■ TEXT FOR ANALYSIS
******************************

    Would love to hear your thoughts and see where I can optimise.

    Thank you


    1. Hi Tyrone,

      In December my housing costs were:
      * 350 CHF power bill
      * 305 CHF for my mortgage (interests only)
      * 245 CHF heating

      If by principle you mean amortization, I don’t count that as an expense. I am just moving money from cash into real estate. And even indirect amortization is just moving cash into a third pillar.
      Removing that, it seems we are quite close together.

      What are “building rates”?

      TV and Internet, I count in my communications category.

      1. Hi Baptiste

        Thank you for your help and details.

        The building rates are the fees paid to the community (I live in a flat) – shared insurance, electricity, heating, cleaning, garden etc. Yes it looks similar.

        How do you count/report, budget the amortisation? Reading your articles I believe you don’t track increases in “property value”. Would be great to understand you’re thinking around this.

        I see paying back the amortisation as an expense because:
        – although it does improve my “net worth”
        – I have to budget it and pay it out
        – to realise this money from the property it would need to be sold or mortgage

        – Principle: CHF 758 (amortisation)
        – Interest: CHF 221 (305)
        – Building rates: CHF 583 (245)
        – Electricity: CHF 43 (350)
        – TV licence: CHF 28 (communication)
        – Internet: CHF 40 (communication)

        Thanks for your help.


        1. Hi Tyrone,

          Thanks for the explanation :)

          I don’t increase the property value, but at the end of the year, I will reduce the debt in my net worth. This will increase my net worth.
          I just wait for the bank report and use the current value of the mortgage to update my assets. I could do it month after month, but it does not make such a difference.

          For me, it’s just like moving money to my 3a, it’s not present in my budget, but only in my net worth.

          1. Hi Baptiste,

            Thank you, this has been helpful :)

            – It makes sense the Net-worth calculation approach (reducing debt)
            – I do include my pension, amortisation in my budgets expenses as its “money” that is going out. This helps me to plan for it in the coming year.

            Thanks for your help and discussion, keep up the great articles, the are excellent.

            Have a good week.

          2. Hi Tyrone,

            The important thing with your budget is that it works for you :) It does not have to be the same as mine indeed.
            Actually, I don’t really have a budget anymore, just tracking expenses and earnings in different categories.

  4. Happy New Year Baptiste!

    Guess (I know I’m repeating myself ;-) that once you’ll find a way for us to follow-up on comments on this forum we’ll return more often…

    Regarding yearly budget/spend guess it’ll also depend on whether you’ll have more kids (and the sports or activities they’ll take part in) and your holiday travel tastes…

    As to spending less when retired, I’ve read numerous warnings about not underestimating the needed budgets as a lot of deductions possible during an active life also disappear…

    1. Happy New Year Pedro,

      Yes, I know this is a wanted feature :) Unfortunately, there is no good way to implement that on WordPress :( I will keep looking.
******************************
■ SUPPLIED ENTRIES
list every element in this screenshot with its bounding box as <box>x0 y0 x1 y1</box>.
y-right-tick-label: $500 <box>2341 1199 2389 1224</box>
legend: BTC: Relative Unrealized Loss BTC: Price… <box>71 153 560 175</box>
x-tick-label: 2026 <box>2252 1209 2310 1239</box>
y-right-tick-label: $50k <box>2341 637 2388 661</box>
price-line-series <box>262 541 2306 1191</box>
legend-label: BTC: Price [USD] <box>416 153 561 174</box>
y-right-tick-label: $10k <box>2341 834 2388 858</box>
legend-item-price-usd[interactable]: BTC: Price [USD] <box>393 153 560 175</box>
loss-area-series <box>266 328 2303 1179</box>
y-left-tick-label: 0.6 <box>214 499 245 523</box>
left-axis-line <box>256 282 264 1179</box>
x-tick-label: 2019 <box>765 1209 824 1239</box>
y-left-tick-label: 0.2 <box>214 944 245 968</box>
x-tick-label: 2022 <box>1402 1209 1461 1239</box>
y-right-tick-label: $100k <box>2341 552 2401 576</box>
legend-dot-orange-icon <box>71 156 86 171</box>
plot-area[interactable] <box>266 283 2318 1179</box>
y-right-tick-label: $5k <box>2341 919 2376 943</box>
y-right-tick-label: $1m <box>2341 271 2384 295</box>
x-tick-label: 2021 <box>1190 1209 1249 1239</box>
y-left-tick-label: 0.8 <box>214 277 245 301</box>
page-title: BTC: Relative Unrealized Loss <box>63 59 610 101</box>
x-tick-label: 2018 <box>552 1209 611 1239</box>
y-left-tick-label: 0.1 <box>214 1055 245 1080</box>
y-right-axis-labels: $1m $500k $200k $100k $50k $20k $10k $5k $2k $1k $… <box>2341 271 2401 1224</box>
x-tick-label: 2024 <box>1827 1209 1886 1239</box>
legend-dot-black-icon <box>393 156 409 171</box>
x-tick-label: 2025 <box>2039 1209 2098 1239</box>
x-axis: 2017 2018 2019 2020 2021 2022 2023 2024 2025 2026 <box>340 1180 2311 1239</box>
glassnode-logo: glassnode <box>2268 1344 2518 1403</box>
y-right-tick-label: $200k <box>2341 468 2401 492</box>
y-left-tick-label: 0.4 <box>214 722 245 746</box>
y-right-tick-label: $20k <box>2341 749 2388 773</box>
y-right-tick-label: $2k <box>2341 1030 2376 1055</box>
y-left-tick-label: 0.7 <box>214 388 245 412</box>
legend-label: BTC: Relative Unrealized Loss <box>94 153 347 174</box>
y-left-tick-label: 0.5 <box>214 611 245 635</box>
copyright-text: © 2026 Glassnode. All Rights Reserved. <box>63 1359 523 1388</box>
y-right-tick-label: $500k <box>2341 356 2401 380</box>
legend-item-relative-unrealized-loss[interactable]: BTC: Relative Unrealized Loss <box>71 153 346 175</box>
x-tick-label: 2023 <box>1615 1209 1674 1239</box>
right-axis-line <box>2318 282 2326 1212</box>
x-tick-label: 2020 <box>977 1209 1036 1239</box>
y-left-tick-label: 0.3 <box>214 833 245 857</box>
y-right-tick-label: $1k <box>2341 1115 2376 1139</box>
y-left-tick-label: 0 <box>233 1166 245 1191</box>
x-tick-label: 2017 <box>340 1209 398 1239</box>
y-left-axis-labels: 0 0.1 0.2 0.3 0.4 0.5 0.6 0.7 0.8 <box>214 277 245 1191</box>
******************************
■ TASKS FOR THIS EXERCISE
• a. According to the comment thread on housing costs, what are "building rates"?
• b. Reproduce the passage of the comment thread on housing costs that starts with "How do you count/report, budget" and goes on through "CHF 40 (communication)".

■ SOLUTIONS TO THE EXERCISE
• a. They are the fees paid to the community of the flat, covering shared insurance, electricity, heating, cleaning, garden, and so on.

• b.
How do you count/report, budget the amortisation? Reading your articles I believe you don’t track increases in “property value”. Would be great to understand you’re thinking around this.

        I see paying back the amortisation as an expense because:
        – although it does improve my “net worth”
        – I have to budget it and pay it out
        – to realise this money from the property it would need to be sold or mortgage

        – Principle: CHF 758 (amortisation)
        – Interest: CHF 221 (305)
        – Building rates: CHF 583 (245)
        – Electricity: CHF 43 (350)
        – TV licence: CHF 28 (communication)
        – Internet: CHF 40 (communication)